* What is asked *
Track down the lines that contain "Rohrwand" and copy them.

======== Exercise material

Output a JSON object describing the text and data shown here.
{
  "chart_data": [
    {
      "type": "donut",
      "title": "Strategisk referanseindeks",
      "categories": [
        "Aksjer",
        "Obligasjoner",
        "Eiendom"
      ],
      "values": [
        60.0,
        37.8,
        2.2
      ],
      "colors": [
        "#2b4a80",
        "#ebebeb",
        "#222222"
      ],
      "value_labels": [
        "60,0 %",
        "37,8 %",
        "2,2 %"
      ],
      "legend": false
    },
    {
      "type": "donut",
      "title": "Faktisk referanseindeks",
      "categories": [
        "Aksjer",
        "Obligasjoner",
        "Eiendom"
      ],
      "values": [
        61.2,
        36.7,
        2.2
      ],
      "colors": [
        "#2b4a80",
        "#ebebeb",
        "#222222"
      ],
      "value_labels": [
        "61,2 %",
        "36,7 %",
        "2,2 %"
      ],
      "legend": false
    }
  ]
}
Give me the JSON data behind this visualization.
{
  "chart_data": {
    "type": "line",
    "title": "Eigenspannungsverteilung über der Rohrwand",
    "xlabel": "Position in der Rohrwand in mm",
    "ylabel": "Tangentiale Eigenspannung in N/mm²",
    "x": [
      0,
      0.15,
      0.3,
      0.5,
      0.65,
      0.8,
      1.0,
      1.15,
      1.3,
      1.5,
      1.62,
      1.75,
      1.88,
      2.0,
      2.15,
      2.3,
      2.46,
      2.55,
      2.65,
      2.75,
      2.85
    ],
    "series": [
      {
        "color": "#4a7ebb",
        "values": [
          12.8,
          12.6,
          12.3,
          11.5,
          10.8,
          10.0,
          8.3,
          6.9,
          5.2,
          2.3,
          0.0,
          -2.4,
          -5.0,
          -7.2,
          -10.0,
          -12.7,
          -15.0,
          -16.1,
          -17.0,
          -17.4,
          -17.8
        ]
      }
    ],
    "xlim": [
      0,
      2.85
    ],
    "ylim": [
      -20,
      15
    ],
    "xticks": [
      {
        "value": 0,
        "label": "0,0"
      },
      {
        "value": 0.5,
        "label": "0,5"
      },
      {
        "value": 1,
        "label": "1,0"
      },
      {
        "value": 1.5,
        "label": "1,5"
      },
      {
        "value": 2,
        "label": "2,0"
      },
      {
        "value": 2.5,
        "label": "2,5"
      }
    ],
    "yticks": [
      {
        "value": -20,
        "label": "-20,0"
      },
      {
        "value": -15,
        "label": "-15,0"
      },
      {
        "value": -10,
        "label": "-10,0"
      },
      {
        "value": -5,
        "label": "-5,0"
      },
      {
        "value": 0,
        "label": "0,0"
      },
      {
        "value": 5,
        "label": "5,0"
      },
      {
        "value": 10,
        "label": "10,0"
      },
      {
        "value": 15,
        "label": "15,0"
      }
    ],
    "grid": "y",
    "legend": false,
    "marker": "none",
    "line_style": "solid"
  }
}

================

* Written answer *
    "title": "Eigenspannungsverteilung über der Rohrwand",
    "xlabel": "Position in der Rohrwand in mm",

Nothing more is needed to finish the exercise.